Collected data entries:
** Begin **

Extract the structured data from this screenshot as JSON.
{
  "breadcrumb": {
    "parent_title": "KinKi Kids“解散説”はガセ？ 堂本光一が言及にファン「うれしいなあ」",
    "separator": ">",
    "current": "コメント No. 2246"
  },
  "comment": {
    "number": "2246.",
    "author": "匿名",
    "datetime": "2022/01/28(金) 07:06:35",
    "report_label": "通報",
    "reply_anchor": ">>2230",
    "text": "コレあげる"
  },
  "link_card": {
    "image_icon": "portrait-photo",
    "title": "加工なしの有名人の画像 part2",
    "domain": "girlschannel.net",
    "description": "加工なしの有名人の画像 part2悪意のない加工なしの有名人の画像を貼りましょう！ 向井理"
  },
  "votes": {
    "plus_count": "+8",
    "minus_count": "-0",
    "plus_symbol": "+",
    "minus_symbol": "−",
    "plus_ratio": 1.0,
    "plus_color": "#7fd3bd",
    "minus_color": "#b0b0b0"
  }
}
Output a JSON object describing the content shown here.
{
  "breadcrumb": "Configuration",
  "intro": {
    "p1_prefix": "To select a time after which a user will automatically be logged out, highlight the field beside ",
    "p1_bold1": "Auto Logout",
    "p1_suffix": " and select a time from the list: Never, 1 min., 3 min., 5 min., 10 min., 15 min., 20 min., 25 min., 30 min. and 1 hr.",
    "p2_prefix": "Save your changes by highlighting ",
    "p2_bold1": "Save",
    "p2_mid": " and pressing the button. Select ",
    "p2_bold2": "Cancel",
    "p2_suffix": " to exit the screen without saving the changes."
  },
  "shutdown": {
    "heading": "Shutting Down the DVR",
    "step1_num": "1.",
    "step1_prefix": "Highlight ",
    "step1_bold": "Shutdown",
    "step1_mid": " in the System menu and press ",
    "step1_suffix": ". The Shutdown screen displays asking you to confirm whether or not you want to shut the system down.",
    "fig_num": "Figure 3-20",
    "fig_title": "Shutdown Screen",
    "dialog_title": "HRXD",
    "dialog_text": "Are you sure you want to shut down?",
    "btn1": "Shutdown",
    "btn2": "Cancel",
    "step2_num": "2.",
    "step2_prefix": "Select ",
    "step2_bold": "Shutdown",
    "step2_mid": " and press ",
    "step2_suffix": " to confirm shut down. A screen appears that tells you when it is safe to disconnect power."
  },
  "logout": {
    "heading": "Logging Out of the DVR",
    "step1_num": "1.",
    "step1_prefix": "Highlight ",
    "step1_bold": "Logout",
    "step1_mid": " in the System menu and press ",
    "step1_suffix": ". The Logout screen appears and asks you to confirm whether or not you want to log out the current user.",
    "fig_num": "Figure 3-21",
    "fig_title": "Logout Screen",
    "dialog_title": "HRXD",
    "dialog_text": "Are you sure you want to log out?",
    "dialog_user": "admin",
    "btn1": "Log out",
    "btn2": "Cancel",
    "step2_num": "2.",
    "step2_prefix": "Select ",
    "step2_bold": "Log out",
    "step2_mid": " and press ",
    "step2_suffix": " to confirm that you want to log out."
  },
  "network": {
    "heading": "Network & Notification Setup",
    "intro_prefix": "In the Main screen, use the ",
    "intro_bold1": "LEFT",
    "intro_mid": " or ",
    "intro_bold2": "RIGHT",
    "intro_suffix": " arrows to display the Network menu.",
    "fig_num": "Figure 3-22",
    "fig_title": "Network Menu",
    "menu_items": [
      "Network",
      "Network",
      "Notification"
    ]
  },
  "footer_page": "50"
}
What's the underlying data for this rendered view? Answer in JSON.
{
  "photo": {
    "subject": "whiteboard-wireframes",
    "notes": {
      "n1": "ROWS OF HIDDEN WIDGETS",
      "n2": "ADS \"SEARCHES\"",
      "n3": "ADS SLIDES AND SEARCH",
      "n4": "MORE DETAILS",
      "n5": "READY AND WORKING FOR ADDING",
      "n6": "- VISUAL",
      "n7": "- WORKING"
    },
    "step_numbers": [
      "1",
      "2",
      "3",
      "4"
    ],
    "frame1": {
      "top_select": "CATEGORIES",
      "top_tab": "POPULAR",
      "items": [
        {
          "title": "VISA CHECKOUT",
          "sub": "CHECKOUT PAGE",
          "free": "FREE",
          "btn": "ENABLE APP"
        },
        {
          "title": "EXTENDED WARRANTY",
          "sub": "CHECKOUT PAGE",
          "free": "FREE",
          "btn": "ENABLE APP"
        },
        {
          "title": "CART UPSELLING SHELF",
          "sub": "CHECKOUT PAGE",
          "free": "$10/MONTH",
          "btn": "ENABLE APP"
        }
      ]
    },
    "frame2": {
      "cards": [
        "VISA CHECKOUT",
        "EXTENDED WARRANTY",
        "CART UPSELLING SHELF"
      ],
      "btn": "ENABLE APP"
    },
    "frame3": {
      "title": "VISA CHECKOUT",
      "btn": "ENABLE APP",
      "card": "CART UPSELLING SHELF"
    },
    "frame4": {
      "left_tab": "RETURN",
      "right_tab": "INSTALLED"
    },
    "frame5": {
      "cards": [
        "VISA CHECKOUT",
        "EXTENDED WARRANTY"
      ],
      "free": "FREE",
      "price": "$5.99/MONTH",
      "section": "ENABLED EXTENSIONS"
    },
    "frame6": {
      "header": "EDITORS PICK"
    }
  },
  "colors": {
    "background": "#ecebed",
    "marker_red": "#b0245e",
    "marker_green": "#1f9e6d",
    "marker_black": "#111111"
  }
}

** End **

▶ **What this task involves**
From the material above, copy each line that includes the word "WARRANTY".

▶ **Answer to this problem**
          "title": "EXTENDED WARRANTY",
        "EXTENDED WARRANTY",
        "EXTENDED WARRANTY"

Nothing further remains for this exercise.